## [STORED DATA]
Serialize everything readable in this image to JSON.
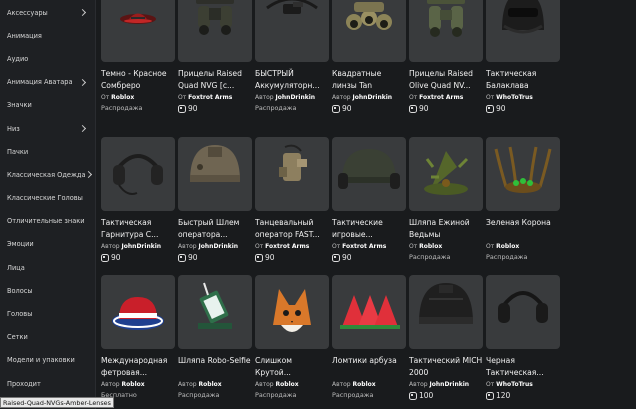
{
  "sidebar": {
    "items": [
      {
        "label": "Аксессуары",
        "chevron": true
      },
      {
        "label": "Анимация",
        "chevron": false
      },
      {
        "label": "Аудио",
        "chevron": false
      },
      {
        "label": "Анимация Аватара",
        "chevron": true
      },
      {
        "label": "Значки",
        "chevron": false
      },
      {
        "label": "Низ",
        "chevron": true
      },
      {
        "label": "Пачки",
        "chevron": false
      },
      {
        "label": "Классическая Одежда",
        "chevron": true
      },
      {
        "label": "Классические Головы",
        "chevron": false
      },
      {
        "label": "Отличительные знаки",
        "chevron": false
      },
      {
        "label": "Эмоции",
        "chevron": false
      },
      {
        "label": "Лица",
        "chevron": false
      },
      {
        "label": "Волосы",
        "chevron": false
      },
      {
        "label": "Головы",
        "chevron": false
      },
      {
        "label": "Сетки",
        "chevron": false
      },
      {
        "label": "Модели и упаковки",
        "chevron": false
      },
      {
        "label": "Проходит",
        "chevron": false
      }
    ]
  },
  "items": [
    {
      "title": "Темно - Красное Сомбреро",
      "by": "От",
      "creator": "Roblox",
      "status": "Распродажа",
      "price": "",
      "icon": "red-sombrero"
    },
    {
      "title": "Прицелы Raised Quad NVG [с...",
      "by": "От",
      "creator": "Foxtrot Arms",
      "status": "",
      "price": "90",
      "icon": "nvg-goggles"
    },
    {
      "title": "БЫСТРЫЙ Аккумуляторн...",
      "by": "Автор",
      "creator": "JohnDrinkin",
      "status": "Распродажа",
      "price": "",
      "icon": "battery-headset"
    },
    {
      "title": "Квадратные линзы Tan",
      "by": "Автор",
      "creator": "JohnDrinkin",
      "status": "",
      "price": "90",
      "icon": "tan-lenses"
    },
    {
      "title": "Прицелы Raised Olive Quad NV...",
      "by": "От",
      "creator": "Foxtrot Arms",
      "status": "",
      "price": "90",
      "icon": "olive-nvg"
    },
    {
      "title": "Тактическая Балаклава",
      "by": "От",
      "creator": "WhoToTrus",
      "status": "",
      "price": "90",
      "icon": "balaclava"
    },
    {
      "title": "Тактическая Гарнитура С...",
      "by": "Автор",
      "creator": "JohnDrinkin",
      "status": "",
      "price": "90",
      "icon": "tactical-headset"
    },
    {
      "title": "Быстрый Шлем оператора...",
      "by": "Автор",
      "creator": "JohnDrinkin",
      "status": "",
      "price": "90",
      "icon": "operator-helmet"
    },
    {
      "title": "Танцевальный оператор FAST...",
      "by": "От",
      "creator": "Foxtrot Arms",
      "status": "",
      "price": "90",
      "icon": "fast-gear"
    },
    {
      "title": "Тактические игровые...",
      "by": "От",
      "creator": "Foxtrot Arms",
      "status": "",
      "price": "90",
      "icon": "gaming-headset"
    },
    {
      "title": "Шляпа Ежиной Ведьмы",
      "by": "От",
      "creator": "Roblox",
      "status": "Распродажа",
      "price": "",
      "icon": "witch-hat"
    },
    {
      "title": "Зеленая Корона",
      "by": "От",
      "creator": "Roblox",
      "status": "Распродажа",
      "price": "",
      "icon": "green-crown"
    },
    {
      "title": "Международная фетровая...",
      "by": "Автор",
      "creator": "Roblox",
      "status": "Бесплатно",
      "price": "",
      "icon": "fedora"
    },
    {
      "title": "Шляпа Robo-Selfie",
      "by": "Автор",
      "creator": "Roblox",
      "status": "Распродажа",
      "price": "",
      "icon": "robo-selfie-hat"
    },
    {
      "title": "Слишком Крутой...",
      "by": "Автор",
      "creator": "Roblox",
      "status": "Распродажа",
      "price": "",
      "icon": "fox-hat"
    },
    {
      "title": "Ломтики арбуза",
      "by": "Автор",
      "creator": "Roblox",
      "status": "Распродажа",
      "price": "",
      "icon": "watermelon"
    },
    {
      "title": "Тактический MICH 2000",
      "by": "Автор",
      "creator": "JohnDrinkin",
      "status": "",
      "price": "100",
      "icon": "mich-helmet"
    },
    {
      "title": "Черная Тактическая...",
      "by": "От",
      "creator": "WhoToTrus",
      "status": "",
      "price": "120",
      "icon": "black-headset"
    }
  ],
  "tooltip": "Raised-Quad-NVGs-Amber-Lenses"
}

--

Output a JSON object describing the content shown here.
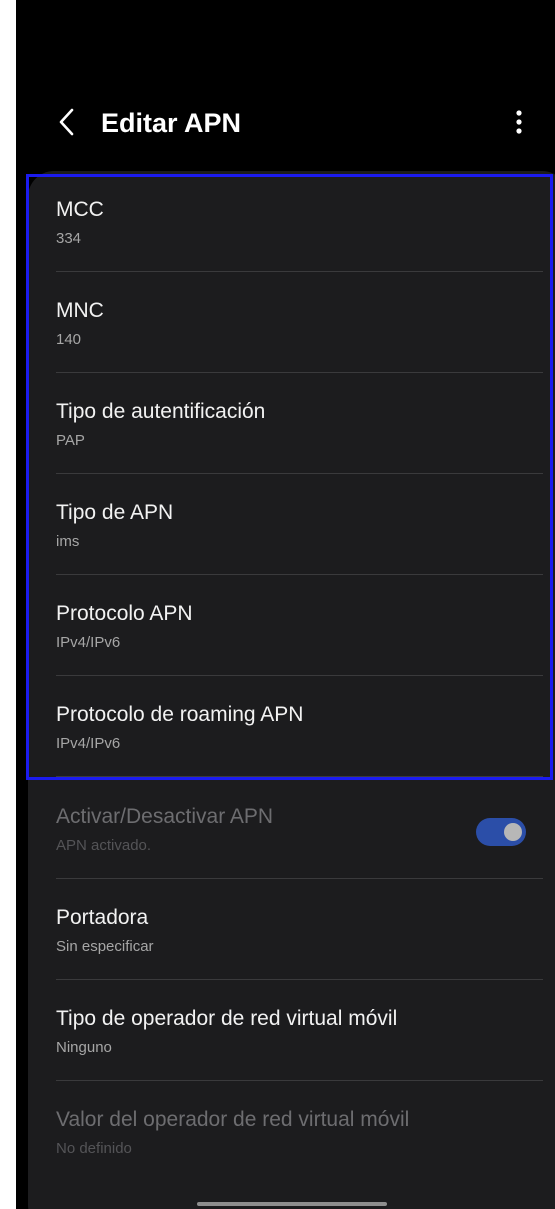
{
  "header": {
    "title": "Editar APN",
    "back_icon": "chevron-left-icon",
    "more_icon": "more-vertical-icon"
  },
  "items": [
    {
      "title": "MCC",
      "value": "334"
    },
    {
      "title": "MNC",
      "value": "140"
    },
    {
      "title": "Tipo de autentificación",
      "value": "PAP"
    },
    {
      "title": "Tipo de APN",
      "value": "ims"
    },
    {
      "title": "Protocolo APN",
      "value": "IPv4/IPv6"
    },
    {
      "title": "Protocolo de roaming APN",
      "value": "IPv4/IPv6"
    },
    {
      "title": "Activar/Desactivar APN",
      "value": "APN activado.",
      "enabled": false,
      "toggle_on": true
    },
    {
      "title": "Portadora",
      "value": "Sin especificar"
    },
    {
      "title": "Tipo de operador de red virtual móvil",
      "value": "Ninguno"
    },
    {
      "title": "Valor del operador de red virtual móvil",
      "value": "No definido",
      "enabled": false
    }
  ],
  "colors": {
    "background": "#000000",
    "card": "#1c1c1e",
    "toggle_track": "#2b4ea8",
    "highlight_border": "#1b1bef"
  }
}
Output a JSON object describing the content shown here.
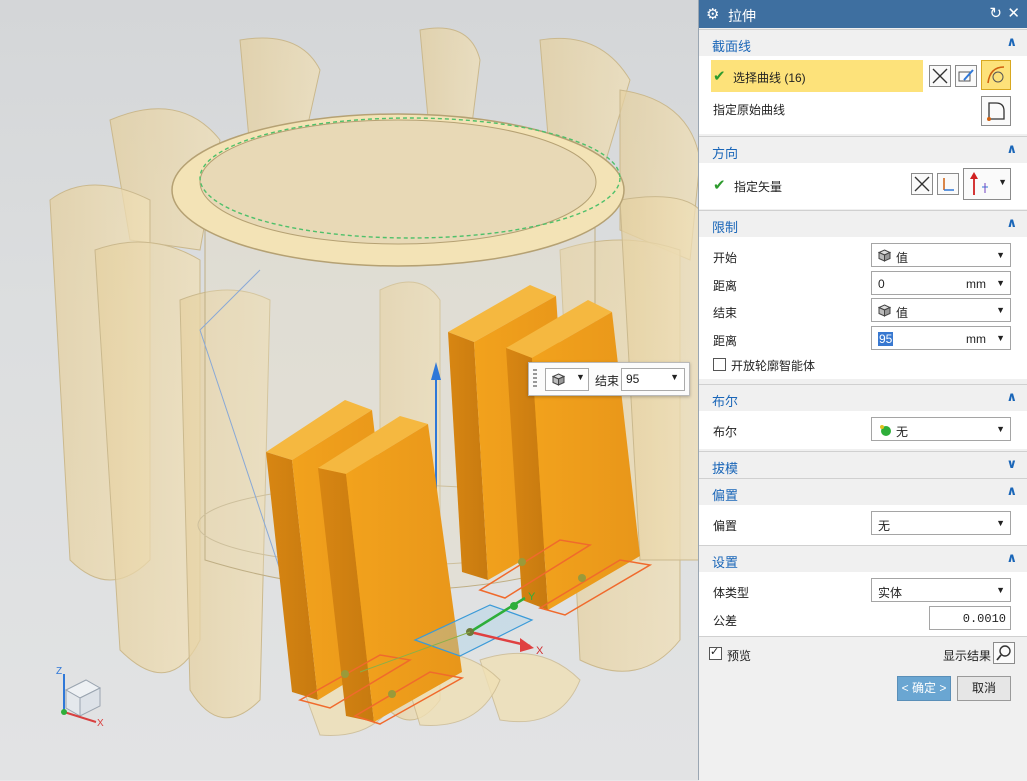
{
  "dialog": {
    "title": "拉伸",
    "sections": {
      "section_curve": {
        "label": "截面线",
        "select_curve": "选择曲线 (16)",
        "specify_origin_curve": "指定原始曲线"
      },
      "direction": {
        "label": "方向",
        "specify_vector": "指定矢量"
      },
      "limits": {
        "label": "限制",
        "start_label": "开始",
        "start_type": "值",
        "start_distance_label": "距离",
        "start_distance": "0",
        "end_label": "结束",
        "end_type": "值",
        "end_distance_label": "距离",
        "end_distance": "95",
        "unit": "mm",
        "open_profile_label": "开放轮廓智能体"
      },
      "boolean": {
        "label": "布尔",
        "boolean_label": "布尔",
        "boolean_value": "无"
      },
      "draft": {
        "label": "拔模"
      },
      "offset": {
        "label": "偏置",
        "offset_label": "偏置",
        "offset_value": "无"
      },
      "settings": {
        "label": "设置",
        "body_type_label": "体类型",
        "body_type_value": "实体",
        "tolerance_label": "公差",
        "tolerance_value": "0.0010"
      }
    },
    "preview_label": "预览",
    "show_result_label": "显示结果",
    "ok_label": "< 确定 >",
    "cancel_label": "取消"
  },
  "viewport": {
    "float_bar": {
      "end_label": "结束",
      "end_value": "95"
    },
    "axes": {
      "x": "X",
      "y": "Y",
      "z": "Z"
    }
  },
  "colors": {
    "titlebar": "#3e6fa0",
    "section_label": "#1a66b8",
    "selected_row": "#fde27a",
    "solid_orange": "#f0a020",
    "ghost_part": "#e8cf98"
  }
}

## [EXERCISE TASK]
Which lines hold the word "Raised"? Copy all of them.

## [OUTPUT OF THE TASK]
      "title": "Прицелы Raised Quad NVG [с...",
      "title": "Прицелы Raised Olive Quad NV...",
  "tooltip": "Raised-Quad-NVGs-Amber-Lenses"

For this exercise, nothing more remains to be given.